Problem requirements
Give the data a second time, exactly and in full.

◇ ◇ ◇ ◇

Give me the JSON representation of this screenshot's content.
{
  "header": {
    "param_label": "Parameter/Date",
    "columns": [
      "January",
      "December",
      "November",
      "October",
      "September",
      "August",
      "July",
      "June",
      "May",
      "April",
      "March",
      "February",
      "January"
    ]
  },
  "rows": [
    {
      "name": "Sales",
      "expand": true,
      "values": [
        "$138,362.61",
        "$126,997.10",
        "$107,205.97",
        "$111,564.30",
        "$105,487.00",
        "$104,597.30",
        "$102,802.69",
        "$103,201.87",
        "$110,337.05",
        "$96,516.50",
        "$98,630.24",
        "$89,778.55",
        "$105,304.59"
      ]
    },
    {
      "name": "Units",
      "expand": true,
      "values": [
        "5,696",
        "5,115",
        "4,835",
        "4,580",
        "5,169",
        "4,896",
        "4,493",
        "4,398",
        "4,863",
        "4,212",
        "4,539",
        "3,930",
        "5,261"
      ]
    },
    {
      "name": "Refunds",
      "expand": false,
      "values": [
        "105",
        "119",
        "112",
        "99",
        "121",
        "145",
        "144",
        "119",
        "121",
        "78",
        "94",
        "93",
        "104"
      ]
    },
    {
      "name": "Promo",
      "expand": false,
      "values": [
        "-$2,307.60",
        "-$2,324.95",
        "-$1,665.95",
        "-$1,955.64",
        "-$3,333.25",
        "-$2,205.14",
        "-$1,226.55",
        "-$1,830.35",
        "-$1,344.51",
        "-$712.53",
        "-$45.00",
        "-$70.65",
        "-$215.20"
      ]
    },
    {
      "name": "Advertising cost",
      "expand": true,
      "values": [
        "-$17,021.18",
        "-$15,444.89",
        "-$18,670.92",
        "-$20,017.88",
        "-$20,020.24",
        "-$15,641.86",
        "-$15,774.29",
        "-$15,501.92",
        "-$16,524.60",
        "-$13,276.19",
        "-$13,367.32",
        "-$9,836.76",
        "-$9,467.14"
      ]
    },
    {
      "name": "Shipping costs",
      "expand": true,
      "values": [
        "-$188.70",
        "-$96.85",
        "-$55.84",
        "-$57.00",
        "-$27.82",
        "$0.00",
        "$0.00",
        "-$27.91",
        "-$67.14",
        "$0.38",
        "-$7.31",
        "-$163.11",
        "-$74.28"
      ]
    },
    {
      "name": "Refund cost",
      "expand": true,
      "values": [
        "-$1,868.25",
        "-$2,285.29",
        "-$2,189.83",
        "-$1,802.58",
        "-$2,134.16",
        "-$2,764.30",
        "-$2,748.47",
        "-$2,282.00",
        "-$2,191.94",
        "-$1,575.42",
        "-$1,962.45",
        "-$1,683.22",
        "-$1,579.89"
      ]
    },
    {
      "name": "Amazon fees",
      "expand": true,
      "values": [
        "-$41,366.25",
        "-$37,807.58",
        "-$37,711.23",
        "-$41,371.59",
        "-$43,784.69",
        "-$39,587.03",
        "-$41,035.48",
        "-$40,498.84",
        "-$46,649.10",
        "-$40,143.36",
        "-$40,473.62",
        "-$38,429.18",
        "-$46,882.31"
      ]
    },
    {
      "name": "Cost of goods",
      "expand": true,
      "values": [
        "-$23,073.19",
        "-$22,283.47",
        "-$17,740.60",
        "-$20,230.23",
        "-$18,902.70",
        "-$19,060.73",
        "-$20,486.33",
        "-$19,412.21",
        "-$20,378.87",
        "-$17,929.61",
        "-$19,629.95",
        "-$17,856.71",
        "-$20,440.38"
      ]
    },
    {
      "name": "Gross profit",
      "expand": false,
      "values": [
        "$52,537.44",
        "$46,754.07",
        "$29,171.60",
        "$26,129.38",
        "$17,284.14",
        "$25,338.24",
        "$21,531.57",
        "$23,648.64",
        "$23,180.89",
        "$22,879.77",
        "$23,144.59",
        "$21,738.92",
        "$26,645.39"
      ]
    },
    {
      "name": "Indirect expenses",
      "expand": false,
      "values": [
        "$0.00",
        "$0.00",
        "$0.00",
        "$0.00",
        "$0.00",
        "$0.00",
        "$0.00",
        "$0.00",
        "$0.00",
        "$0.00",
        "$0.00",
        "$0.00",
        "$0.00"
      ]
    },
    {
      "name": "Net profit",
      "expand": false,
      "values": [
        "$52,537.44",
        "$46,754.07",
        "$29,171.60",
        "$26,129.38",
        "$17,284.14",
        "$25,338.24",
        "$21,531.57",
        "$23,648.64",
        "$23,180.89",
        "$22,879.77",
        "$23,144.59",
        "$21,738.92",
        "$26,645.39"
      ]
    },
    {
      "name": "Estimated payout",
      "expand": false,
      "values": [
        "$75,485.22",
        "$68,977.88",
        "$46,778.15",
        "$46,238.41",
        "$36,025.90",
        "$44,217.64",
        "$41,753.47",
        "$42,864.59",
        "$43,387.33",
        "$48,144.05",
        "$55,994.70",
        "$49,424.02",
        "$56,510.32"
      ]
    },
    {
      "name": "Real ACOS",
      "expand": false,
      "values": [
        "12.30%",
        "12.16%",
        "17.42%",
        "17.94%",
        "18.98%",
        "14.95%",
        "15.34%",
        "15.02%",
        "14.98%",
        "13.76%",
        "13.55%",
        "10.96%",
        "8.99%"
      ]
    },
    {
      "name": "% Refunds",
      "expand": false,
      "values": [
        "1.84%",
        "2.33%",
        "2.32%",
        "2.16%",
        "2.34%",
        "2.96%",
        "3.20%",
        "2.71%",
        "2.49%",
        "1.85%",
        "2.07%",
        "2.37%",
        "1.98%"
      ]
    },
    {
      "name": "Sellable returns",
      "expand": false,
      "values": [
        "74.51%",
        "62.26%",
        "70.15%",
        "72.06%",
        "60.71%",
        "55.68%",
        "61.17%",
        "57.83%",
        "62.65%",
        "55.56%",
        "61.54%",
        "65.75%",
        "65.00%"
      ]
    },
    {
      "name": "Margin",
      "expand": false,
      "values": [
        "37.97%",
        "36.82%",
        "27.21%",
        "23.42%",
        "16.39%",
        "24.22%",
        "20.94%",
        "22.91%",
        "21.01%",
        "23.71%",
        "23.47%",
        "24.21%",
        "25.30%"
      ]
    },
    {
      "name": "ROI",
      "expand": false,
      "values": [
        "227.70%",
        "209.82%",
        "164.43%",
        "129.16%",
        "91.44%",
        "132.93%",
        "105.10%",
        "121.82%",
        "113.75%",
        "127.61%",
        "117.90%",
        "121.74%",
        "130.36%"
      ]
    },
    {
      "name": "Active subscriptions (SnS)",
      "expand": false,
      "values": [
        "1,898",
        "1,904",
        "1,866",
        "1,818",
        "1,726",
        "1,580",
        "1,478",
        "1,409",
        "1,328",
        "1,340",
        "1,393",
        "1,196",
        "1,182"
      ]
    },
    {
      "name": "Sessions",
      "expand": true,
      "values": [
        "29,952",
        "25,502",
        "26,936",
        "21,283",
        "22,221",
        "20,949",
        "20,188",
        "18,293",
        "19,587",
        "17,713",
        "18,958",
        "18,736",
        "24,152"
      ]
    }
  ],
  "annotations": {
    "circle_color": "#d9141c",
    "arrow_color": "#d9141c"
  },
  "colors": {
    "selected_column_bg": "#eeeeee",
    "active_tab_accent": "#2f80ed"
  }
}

◇ ◇ ◇ ◇

Solved exercise
Give me the JSON representation of this screenshot's content.
{
  "header": {
    "param_label": "Parameter/Date",
    "columns": [
      "January",
      "December",
      "November",
      "October",
      "September",
      "August",
      "July",
      "June",
      "May",
      "April",
      "March",
      "February",
      "January"
    ]
  },
  "rows": [
    {
      "name": "Sales",
      "expand": true,
      "values": [
        "$138,362.61",
        "$126,997.10",
        "$107,205.97",
        "$111,564.30",
        "$105,487.00",
        "$104,597.30",
        "$102,802.69",
        "$103,201.87",
        "$110,337.05",
        "$96,516.50",
        "$98,630.24",
        "$89,778.55",
        "$105,304.59"
      ]
    },
    {
      "name": "Units",
      "expand": true,
      "values": [
        "5,696",
        "5,115",
        "4,835",
        "4,580",
        "5,169",
        "4,896",
        "4,493",
        "4,398",
        "4,863",
        "4,212",
        "4,539",
        "3,930",
        "5,261"
      ]
    },
    {
      "name": "Refunds",
      "expand": false,
      "values": [
        "105",
        "119",
        "112",
        "99",
        "121",
        "145",
        "144",
        "119",
        "121",
        "78",
        "94",
        "93",
        "104"
      ]
    },
    {
      "name": "Promo",
      "expand": false,
      "values": [
        "-$2,307.60",
        "-$2,324.95",
        "-$1,665.95",
        "-$1,955.64",
        "-$3,333.25",
        "-$2,205.14",
        "-$1,226.55",
        "-$1,830.35",
        "-$1,344.51",
        "-$712.53",
        "-$45.00",
        "-$70.65",
        "-$215.20"
      ]
    },
    {
      "name": "Advertising cost",
      "expand": true,
      "values": [
        "-$17,021.18",
        "-$15,444.89",
        "-$18,670.92",
        "-$20,017.88",
        "-$20,020.24",
        "-$15,641.86",
        "-$15,774.29",
        "-$15,501.92",
        "-$16,524.60",
        "-$13,276.19",
        "-$13,367.32",
        "-$9,836.76",
        "-$9,467.14"
      ]
    },
    {
      "name": "Shipping costs",
      "expand": true,
      "values": [
        "-$188.70",
        "-$96.85",
        "-$55.84",
        "-$57.00",
        "-$27.82",
        "$0.00",
        "$0.00",
        "-$27.91",
        "-$67.14",
        "$0.38",
        "-$7.31",
        "-$163.11",
        "-$74.28"
      ]
    },
    {
      "name": "Refund cost",
      "expand": true,
      "values": [
        "-$1,868.25",
        "-$2,285.29",
        "-$2,189.83",
        "-$1,802.58",
        "-$2,134.16",
        "-$2,764.30",
        "-$2,748.47",
        "-$2,282.00",
        "-$2,191.94",
        "-$1,575.42",
        "-$1,962.45",
        "-$1,683.22",
        "-$1,579.89"
      ]
    },
    {
      "name": "Amazon fees",
      "expand": true,
      "values": [
        "-$41,366.25",
        "-$37,807.58",
        "-$37,711.23",
        "-$41,371.59",
        "-$43,784.69",
        "-$39,587.03",
        "-$41,035.48",
        "-$40,498.84",
        "-$46,649.10",
        "-$40,143.36",
        "-$40,473.62",
        "-$38,429.18",
        "-$46,882.31"
      ]
    },
    {
      "name": "Cost of goods",
      "expand": true,
      "values": [
        "-$23,073.19",
        "-$22,283.47",
        "-$17,740.60",
        "-$20,230.23",
        "-$18,902.70",
        "-$19,060.73",
        "-$20,486.33",
        "-$19,412.21",
        "-$20,378.87",
        "-$17,929.61",
        "-$19,629.95",
        "-$17,856.71",
        "-$20,440.38"
      ]
    },
    {
      "name": "Gross profit",
      "expand": false,
      "values": [
        "$52,537.44",
        "$46,754.07",
        "$29,171.60",
        "$26,129.38",
        "$17,284.14",
        "$25,338.24",
        "$21,531.57",
        "$23,648.64",
        "$23,180.89",
        "$22,879.77",
        "$23,144.59",
        "$21,738.92",
        "$26,645.39"
      ]
    },
    {
      "name": "Indirect expenses",
      "expand": false,
      "values": [
        "$0.00",
        "$0.00",
        "$0.00",
        "$0.00",
        "$0.00",
        "$0.00",
        "$0.00",
        "$0.00",
        "$0.00",
        "$0.00",
        "$0.00",
        "$0.00",
        "$0.00"
      ]
    },
    {
      "name": "Net profit",
      "expand": false,
      "values": [
        "$52,537.44",
        "$46,754.07",
        "$29,171.60",
        "$26,129.38",
        "$17,284.14",
        "$25,338.24",
        "$21,531.57",
        "$23,648.64",
        "$23,180.89",
        "$22,879.77",
        "$23,144.59",
        "$21,738.92",
        "$26,645.39"
      ]
    },
    {
      "name": "Estimated payout",
      "expand": false,
      "values": [
        "$75,485.22",
        "$68,977.88",
        "$46,778.15",
        "$46,238.41",
        "$36,025.90",
        "$44,217.64",
        "$41,753.47",
        "$42,864.59",
        "$43,387.33",
        "$48,144.05",
        "$55,994.70",
        "$49,424.02",
        "$56,510.32"
      ]
    },
    {
      "name": "Real ACOS",
      "expand": false,
      "values": [
        "12.30%",
        "12.16%",
        "17.42%",
        "17.94%",
        "18.98%",
        "14.95%",
        "15.34%",
        "15.02%",
        "14.98%",
        "13.76%",
        "13.55%",
        "10.96%",
        "8.99%"
      ]
    },
    {
      "name": "% Refunds",
      "expand": false,
      "values": [
        "1.84%",
        "2.33%",
        "2.32%",
        "2.16%",
        "2.34%",
        "2.96%",
        "3.20%",
        "2.71%",
        "2.49%",
        "1.85%",
        "2.07%",
        "2.37%",
        "1.98%"
      ]
    },
    {
      "name": "Sellable returns",
      "expand": false,
      "values": [
        "74.51%",
        "62.26%",
        "70.15%",
        "72.06%",
        "60.71%",
        "55.68%",
        "61.17%",
        "57.83%",
        "62.65%",
        "55.56%",
        "61.54%",
        "65.75%",
        "65.00%"
      ]
    },
    {
      "name": "Margin",
      "expand": false,
      "values": [
        "37.97%",
        "36.82%",
        "27.21%",
        "23.42%",
        "16.39%",
        "24.22%",
        "20.94%",
        "22.91%",
        "21.01%",
        "23.71%",
        "23.47%",
        "24.21%",
        "25.30%"
      ]
    },
    {
      "name": "ROI",
      "expand": false,
      "values": [
        "227.70%",
        "209.82%",
        "164.43%",
        "129.16%",
        "91.44%",
        "132.93%",
        "105.10%",
        "121.82%",
        "113.75%",
        "127.61%",
        "117.90%",
        "121.74%",
        "130.36%"
      ]
    },
    {
      "name": "Active subscriptions (SnS)",
      "expand": false,
      "values": [
        "1,898",
        "1,904",
        "1,866",
        "1,818",
        "1,726",
        "1,580",
        "1,478",
        "1,409",
        "1,328",
        "1,340",
        "1,393",
        "1,196",
        "1,182"
      ]
    },
    {
      "name": "Sessions",
      "expand": true,
      "values": [
        "29,952",
        "25,502",
        "26,936",
        "21,283",
        "22,221",
        "20,949",
        "20,188",
        "18,293",
        "19,587",
        "17,713",
        "18,958",
        "18,736",
        "24,152"
      ]
    }
  ],
  "annotations": {
    "circle_color": "#d9141c",
    "arrow_color": "#d9141c"
  },
  "colors": {
    "selected_column_bg": "#eeeeee",
    "active_tab_accent": "#2f80ed"
  }
}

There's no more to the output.